Top of READING TEXT

Wednesday, June 15, 2011

How-To: Cooking Oat Groats

 I am an oat fiend. I love them, but you probably already knew that. (and here)

Thing is, I don't like the standard run of the mill rolled oats anymore. I guess you could call me an oat snob. I don't mind. I promise.

I love oat groats. love, love, love them!

What are oat groats, you ask? They are the least processed version of oats that you can buy. And as you might imagine, this is the simple fact that causes them to have a significantly longer cook time. Significantly longer.

That's okay because I have solved the problem. It requires a slight initial investment, however. You will need the following:
  • Oat groats 
  • Small storage containers - I prefer the sturdier Rubbermaid ones but you could always go with the cheaper plastic Ziploc ones.
  • Slow Cooker - The size depends on how many servings of oats you want to cook at one time. I prefer a 1.5 quart slow cooker.

Bottom of READING TEXT

INSTRUCTIONS FOR THE TASK: Please pick up the oat groats how-to after its last sentence and carry it forward. You won't need the data for anything here.

Top of DATA SECTION

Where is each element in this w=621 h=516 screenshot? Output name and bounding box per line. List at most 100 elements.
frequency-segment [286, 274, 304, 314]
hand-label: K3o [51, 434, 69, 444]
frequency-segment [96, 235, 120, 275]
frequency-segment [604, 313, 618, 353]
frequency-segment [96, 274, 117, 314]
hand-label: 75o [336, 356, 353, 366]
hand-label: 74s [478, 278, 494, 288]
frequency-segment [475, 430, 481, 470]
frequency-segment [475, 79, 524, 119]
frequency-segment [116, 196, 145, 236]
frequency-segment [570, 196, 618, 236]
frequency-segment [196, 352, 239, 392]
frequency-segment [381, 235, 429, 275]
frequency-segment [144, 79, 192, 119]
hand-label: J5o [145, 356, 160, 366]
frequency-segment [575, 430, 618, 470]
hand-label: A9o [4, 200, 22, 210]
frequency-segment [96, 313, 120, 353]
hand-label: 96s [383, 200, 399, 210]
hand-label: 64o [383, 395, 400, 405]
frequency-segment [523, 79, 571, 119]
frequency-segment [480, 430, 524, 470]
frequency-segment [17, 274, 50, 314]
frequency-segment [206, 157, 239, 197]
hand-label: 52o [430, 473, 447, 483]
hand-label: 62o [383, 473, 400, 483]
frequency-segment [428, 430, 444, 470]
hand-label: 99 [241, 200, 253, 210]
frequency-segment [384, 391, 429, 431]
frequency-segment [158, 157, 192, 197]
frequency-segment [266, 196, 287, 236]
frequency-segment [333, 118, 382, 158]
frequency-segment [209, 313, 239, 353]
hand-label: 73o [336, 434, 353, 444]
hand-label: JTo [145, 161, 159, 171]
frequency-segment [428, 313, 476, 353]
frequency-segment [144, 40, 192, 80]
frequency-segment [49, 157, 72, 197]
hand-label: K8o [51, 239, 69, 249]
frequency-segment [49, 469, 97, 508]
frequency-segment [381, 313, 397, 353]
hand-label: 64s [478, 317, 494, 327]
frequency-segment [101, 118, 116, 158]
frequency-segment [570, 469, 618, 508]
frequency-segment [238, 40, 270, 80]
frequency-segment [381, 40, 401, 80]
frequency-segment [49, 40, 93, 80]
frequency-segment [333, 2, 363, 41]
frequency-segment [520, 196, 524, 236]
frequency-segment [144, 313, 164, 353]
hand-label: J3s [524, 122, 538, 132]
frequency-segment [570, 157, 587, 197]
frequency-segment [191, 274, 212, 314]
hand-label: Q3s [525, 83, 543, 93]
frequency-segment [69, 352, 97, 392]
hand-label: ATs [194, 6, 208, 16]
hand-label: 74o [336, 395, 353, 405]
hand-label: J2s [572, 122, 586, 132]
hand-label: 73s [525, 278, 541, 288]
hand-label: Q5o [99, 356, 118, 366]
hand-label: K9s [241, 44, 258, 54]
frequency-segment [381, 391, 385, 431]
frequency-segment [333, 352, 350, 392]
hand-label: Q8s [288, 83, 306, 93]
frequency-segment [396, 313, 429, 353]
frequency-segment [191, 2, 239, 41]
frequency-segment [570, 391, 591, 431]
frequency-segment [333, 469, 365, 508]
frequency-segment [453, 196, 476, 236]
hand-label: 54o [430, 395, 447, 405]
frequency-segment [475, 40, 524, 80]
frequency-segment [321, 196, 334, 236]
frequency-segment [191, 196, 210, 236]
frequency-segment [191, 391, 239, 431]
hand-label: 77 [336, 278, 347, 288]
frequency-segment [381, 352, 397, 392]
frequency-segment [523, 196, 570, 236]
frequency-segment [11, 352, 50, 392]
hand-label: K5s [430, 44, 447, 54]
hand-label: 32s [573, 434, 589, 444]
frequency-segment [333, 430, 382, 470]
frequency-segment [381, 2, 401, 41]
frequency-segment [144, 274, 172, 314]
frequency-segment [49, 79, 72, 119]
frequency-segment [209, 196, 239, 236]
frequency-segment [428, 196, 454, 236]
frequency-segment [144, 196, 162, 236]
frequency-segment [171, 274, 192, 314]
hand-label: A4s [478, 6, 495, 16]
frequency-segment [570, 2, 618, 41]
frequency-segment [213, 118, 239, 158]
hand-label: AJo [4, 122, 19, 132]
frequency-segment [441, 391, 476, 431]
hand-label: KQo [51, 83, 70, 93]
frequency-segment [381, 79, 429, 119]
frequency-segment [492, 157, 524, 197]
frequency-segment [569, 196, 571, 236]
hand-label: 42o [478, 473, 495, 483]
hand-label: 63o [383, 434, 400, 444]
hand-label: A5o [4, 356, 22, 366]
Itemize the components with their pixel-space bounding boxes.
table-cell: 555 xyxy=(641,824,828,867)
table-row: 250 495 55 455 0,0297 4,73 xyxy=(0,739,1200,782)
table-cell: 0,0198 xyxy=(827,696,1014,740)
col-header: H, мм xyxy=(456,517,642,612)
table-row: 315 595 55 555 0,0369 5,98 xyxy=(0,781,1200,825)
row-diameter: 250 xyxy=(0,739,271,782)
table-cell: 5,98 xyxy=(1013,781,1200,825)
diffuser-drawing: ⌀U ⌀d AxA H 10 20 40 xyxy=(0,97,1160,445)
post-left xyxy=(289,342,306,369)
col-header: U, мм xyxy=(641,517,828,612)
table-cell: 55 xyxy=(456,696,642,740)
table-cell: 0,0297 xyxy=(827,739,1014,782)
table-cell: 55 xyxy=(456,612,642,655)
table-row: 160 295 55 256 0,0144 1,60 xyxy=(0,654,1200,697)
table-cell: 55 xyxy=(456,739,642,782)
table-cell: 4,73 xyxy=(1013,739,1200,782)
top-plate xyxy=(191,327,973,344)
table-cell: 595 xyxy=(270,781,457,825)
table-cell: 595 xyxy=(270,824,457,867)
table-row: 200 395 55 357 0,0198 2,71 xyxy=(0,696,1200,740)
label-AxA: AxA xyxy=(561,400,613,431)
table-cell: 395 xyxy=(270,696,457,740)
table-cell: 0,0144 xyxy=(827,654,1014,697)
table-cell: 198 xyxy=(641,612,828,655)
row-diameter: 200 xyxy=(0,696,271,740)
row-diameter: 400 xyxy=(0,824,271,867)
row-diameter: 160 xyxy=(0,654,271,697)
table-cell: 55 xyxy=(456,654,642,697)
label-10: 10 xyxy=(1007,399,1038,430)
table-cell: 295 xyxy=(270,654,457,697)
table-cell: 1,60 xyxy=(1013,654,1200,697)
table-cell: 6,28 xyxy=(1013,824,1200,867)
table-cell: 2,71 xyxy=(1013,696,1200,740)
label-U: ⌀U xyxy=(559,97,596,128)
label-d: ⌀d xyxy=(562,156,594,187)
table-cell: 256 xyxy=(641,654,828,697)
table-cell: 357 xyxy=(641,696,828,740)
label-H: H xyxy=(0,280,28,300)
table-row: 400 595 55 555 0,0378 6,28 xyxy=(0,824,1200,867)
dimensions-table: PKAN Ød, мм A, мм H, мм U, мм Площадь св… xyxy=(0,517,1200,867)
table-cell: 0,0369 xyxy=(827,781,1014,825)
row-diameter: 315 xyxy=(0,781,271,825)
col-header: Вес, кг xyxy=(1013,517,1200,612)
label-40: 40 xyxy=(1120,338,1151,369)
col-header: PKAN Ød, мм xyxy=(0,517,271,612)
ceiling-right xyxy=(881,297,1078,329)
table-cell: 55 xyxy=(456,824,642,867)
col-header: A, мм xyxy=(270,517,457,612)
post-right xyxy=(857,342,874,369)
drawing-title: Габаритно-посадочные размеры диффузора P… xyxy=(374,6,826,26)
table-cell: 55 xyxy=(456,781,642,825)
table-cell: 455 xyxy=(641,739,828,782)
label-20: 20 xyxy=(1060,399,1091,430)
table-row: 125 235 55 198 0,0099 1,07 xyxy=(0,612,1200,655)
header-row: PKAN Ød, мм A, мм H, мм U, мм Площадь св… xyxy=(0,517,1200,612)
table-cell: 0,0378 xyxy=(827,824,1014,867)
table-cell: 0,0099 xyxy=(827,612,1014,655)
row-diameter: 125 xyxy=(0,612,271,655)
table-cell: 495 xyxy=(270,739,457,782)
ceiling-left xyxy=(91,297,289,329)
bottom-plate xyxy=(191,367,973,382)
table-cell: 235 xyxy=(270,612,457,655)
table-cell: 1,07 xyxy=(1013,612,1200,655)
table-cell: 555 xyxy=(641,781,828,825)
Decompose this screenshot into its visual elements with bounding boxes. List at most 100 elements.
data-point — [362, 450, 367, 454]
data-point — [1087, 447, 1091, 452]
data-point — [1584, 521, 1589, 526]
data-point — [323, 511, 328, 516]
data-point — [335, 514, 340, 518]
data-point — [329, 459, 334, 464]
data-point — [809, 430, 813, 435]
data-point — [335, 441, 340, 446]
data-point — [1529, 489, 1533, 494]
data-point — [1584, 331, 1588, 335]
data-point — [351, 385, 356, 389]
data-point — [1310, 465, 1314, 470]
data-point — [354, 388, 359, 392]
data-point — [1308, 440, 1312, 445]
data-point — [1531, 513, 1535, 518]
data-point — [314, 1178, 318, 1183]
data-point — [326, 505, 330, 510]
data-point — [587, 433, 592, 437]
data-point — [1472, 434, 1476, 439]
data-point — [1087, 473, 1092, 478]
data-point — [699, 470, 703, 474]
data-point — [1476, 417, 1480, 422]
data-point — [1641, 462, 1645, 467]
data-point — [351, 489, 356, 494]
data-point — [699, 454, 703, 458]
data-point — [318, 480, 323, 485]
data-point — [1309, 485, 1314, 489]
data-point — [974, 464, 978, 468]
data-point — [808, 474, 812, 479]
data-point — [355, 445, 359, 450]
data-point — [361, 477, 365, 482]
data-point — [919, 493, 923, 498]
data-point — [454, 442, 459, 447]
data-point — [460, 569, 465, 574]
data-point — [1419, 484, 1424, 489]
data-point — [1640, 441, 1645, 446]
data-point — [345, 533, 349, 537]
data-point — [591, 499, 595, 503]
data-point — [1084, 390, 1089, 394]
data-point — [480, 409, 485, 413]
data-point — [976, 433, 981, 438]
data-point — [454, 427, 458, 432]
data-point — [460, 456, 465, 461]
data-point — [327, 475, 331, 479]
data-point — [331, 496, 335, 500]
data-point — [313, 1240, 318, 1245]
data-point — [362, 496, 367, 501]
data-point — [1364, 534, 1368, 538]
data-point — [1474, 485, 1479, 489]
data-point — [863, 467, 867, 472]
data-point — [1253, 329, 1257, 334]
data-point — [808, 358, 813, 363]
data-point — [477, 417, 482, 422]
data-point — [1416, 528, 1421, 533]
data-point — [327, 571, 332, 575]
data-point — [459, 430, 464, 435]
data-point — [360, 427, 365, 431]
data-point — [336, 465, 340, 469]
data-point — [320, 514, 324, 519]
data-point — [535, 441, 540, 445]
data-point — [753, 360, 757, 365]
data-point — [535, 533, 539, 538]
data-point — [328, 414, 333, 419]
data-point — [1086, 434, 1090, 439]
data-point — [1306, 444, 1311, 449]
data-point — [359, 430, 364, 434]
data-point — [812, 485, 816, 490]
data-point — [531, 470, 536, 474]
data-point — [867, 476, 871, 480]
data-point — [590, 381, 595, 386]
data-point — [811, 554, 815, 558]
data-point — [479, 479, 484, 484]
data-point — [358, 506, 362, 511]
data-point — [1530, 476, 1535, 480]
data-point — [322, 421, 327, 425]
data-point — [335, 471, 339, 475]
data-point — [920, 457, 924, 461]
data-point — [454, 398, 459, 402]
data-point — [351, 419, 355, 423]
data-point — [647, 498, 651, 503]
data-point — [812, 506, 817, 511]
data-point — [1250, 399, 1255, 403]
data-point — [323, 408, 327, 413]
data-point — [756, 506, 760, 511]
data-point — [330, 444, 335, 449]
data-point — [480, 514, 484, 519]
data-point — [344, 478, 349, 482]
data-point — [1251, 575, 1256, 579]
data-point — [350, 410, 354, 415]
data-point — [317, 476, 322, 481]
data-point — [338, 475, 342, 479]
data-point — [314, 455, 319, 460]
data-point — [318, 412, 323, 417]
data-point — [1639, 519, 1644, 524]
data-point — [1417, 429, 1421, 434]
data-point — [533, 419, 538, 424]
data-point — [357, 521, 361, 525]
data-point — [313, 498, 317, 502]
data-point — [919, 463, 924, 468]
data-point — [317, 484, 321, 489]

Bottom of DATA SECTION

TASK RESPONSE:
  • Kitchen Scale - You don't really need this but I think every kitchen should have one. The link is my preferred scale.
Step #1
About 15 minutes before you go to bed, measure the required amount of oats into the cooking vessel of your slow cooker.
168g = 4 servings

Step #2
Add preferred amount of water to vessel. I generally use a ratio of one serving of oat groats to roughly 8.75 fl. oz. of water.

Step #3
Cover with lid, set to low. Go to sleep.

Six to eight hours later....

Step #4
Awaken to the smell of freshly cooked oats. Marvel at how your oats have expanded.

Step #5
Serve immediately, or portion into small plastic containers and refrigerate for later use. We'll get to how to reheat them next.

If you're curious and are using the food scale, this method typically results in roughly 250g to a container.

Step #6
Top as you see fit and eat.

If you're stumped on what kind of toppings to put on, here are a few suggestions:
  • Peanut butter and bananas
  • Cherries and almonds
  • Strawberries and hazelnuts
  • Eggs and sausage
The list could go on and on. Oatmeal with no added sugars and cooked fresh is an excellent base for a multitude of combinations.

Some morning in the future...
You're late. You're in a rush. You don't think you have time to eat a healthy, hearty breakfast.

Remember those oats you stocked away into your fridge for another day?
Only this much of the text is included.